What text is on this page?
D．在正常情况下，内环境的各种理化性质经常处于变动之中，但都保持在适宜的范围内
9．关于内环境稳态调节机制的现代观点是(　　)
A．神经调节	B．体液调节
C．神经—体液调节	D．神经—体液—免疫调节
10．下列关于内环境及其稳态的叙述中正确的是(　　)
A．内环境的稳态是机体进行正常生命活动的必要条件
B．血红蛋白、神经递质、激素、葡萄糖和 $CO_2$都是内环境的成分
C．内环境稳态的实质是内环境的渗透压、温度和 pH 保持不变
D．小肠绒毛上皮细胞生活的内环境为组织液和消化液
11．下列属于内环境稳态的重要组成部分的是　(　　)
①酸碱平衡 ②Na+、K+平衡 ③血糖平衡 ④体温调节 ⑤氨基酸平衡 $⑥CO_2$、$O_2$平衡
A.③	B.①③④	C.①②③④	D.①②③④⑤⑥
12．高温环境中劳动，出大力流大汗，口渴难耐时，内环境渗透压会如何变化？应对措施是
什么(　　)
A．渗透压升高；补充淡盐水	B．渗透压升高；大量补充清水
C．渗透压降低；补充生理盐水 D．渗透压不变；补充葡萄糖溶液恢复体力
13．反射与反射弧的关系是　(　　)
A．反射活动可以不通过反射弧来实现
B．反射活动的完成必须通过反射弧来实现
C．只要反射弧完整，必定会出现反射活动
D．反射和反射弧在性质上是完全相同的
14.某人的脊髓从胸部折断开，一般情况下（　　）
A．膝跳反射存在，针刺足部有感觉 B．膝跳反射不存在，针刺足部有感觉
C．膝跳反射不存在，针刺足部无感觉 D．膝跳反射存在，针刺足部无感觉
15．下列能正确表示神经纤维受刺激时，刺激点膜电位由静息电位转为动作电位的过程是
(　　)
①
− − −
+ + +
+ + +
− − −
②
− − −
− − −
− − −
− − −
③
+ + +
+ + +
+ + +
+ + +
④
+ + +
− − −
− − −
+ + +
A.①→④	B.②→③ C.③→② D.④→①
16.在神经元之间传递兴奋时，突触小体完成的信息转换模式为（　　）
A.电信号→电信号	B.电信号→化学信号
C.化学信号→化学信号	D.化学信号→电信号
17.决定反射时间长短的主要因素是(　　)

--

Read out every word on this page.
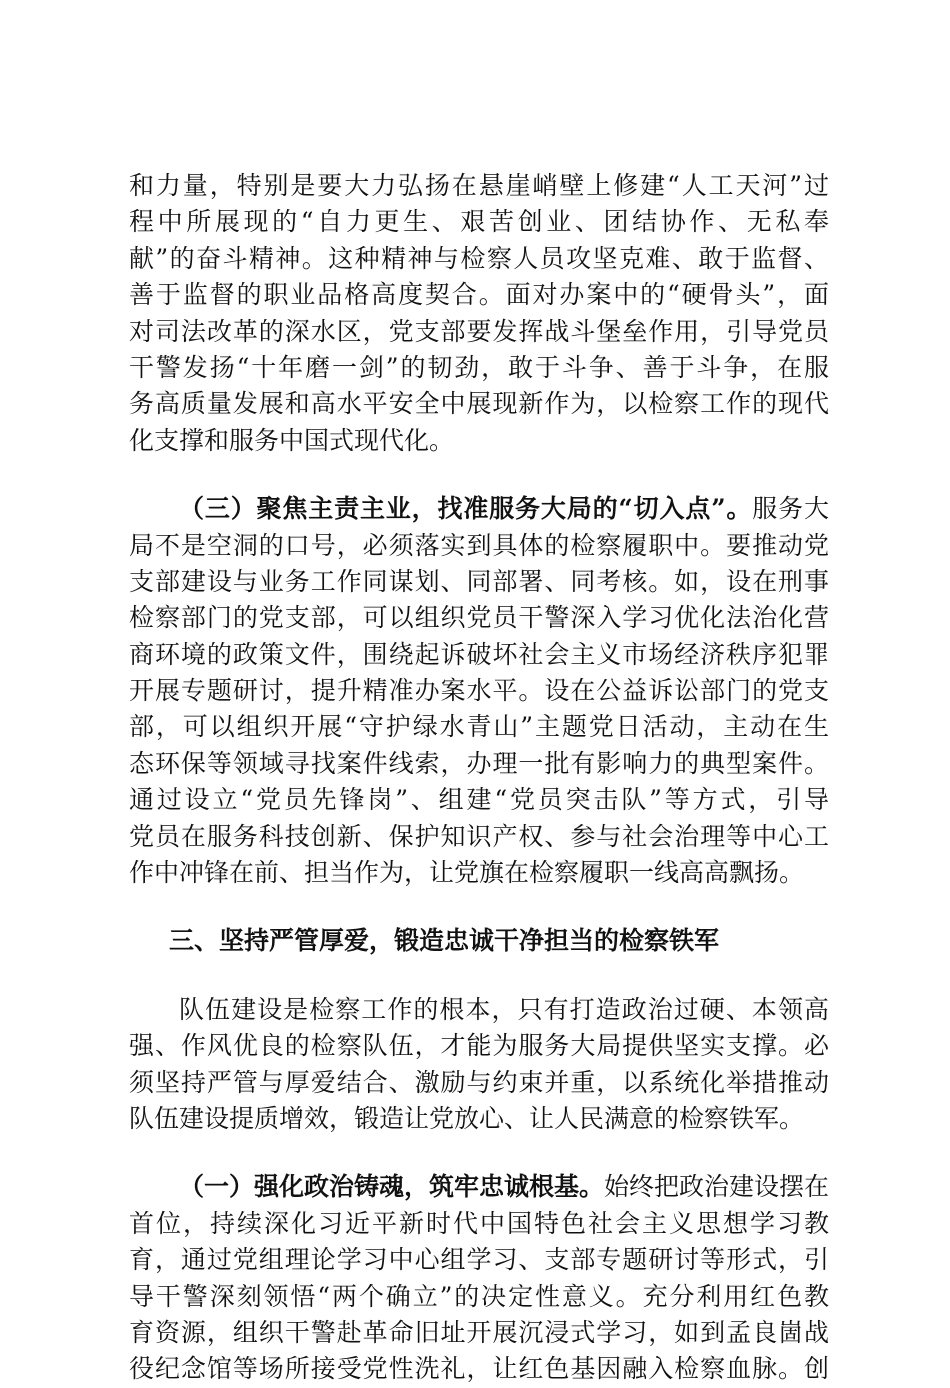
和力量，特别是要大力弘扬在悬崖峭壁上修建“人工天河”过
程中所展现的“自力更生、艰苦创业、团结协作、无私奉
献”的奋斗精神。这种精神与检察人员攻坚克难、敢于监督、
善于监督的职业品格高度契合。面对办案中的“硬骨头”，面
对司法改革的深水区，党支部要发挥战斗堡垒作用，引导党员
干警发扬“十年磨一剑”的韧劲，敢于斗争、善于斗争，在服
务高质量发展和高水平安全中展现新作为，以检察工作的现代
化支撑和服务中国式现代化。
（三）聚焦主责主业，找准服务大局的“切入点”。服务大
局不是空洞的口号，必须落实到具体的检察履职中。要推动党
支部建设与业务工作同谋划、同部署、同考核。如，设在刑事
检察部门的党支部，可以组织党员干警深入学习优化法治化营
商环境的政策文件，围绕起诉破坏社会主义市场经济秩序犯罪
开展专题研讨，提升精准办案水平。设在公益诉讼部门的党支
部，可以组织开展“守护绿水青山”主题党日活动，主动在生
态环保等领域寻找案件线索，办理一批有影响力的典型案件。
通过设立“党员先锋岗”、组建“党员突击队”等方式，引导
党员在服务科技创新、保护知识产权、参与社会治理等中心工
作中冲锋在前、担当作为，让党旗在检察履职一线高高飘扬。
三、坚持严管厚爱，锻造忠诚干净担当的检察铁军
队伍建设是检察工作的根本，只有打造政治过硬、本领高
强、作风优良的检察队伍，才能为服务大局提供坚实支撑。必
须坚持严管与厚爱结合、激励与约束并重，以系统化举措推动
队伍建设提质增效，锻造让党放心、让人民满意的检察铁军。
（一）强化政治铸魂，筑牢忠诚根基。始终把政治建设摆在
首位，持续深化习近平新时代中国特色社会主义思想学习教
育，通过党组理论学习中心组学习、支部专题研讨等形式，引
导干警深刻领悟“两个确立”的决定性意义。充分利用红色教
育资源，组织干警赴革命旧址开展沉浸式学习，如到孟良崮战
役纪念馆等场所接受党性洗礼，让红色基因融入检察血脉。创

--

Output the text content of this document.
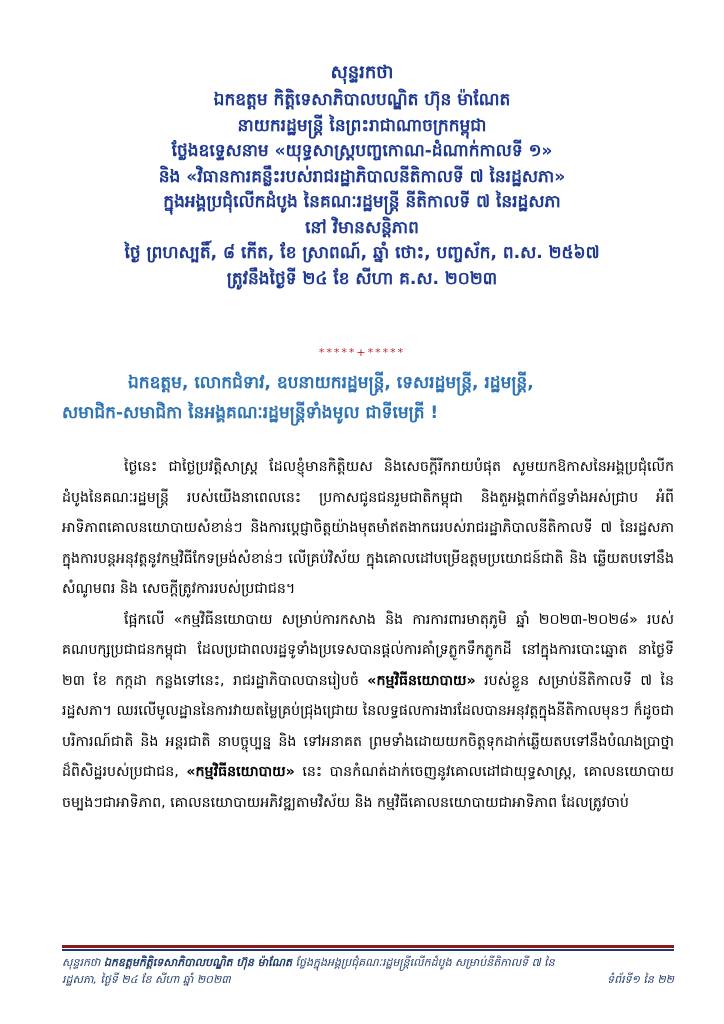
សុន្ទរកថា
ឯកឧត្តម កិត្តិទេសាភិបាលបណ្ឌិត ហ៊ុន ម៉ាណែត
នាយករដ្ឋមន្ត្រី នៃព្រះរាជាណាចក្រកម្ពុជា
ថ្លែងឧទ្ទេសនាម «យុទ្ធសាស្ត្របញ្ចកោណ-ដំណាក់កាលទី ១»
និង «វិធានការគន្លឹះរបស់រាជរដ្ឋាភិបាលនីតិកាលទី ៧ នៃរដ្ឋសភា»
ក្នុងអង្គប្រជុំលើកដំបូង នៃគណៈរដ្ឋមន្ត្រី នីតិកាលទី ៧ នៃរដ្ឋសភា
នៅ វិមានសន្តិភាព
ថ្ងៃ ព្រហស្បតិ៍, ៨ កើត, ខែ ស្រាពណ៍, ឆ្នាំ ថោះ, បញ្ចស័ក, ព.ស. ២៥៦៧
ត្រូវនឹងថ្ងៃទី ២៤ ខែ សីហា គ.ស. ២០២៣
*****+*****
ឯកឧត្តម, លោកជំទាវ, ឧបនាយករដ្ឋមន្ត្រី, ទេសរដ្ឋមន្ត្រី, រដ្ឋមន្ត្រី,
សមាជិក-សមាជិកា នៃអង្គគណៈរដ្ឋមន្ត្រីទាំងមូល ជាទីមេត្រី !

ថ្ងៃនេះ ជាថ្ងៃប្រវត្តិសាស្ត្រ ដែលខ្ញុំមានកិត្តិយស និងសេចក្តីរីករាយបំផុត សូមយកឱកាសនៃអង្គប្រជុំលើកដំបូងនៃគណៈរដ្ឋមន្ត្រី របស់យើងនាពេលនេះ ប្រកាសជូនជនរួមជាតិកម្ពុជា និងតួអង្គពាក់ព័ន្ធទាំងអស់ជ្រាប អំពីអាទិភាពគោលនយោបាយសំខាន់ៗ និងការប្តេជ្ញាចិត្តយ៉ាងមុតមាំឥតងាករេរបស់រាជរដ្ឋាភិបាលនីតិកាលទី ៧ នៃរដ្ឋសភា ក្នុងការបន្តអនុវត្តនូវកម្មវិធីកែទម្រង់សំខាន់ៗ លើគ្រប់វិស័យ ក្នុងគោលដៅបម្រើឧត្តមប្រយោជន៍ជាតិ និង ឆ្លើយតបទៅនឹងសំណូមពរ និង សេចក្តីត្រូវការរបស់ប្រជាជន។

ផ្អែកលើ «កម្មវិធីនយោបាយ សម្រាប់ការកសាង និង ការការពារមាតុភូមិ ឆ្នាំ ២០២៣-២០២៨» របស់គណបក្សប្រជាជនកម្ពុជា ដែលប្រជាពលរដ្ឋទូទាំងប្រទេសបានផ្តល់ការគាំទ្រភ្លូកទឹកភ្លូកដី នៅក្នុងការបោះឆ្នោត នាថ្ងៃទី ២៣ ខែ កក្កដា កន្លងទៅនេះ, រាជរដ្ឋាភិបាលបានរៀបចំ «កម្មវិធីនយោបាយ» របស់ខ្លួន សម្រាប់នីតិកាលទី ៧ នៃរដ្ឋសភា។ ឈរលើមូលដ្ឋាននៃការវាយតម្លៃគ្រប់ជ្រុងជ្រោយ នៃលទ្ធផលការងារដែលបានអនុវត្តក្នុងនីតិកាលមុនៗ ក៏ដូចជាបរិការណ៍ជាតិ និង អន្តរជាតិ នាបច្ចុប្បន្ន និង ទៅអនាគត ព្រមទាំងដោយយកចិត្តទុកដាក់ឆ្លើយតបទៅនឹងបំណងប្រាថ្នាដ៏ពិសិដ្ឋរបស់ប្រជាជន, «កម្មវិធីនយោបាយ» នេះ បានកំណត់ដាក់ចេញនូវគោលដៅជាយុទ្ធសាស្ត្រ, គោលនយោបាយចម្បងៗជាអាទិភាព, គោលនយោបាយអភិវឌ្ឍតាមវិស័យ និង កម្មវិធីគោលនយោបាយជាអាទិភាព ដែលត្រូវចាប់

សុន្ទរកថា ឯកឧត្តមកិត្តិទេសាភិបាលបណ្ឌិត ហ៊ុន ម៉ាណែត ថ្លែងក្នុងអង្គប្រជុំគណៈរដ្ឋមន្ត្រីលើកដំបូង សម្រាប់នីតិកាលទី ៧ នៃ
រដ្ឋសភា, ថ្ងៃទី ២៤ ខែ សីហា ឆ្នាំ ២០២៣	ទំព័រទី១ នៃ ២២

Set exercise —
Each line that holds the word "ឯកឧត" is to be copied.

Exercise solution —
ឯកឧត្តម កិត្តិទេសាភិបាលបណ្ឌិត ហ៊ុន ម៉ាណែត
ឯកឧត្តម, លោកជំទាវ, ឧបនាយករដ្ឋមន្ត្រី, ទេសរដ្ឋមន្ត្រី, រដ្ឋមន្ត្រី,
សុន្ទរកថា ឯកឧត្តមកិត្តិទេសាភិបាលបណ្ឌិត ហ៊ុន ម៉ាណែត ថ្លែងក្នុងអង្គប្រជុំគណៈរដ្ឋមន្ត្រីលើកដំបូង សម្រាប់នីតិកាលទី ៧ នៃ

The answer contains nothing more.